_Entries shown_

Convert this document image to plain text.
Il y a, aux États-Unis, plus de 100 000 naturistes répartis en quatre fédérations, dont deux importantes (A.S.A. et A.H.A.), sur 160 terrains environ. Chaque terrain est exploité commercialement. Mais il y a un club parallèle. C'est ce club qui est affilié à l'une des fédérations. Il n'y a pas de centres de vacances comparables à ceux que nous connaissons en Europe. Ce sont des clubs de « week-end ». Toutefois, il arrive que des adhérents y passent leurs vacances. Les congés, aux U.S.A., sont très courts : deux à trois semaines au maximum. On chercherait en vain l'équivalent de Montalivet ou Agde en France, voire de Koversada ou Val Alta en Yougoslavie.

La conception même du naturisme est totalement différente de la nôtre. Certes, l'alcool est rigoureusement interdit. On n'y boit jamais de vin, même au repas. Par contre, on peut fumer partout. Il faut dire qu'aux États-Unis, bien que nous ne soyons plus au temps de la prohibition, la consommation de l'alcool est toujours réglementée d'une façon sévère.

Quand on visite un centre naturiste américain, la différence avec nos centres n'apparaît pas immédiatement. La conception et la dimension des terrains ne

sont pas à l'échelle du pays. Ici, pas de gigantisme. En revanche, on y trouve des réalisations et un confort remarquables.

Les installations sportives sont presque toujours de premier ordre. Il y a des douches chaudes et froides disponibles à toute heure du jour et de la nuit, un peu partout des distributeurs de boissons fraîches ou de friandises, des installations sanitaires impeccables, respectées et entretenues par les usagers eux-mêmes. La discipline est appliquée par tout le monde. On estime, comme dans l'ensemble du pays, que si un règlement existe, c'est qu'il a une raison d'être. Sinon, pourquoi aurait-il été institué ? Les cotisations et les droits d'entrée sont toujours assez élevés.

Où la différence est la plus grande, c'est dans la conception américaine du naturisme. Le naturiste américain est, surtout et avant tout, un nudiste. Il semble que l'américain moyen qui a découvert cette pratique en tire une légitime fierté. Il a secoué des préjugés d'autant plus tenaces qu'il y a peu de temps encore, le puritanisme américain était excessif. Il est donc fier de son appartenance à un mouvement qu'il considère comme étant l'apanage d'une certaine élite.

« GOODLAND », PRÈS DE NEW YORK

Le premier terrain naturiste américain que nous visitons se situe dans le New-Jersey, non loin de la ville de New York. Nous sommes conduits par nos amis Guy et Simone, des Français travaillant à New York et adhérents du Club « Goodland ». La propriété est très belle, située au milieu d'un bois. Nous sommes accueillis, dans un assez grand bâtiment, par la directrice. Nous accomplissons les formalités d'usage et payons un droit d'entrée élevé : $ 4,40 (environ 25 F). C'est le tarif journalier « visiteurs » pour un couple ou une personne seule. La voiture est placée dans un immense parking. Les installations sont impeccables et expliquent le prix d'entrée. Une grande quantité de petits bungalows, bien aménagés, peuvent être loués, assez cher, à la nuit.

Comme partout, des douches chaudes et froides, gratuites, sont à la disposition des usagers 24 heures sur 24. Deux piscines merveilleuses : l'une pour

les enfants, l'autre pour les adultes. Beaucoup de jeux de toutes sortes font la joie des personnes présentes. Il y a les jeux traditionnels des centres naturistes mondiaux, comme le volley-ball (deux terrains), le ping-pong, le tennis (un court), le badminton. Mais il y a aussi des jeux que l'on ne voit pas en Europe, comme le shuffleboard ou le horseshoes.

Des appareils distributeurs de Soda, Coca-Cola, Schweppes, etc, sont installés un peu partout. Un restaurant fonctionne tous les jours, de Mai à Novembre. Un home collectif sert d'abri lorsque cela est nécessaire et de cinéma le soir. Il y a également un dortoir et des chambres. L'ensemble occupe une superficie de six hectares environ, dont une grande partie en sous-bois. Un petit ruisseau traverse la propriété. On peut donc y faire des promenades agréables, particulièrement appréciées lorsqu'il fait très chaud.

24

_Work to be completed_
Show every line of the records above that contains the word "différence".

_Finished answer_
Quand on visite un centre naturiste américain, la différence avec nos centres n'apparaît pas immédiatement. La conception et la dimension des terrains ne
Où la différence est la plus grande, c'est dans la conception américaine du naturisme. Le naturiste américain est, surtout et avant tout, un nudiste. Il semble que l'américain moyen qui a découvert cette pratique en tire une légitime fierté. Il a secoué des préjugés d'autant plus tenaces qu'il y a peu de temps encore, le puritanisme américain était excessif. Il est donc fier de son appartenance à un mouvement qu'il considère comme étant l'apanage d'une certaine élite.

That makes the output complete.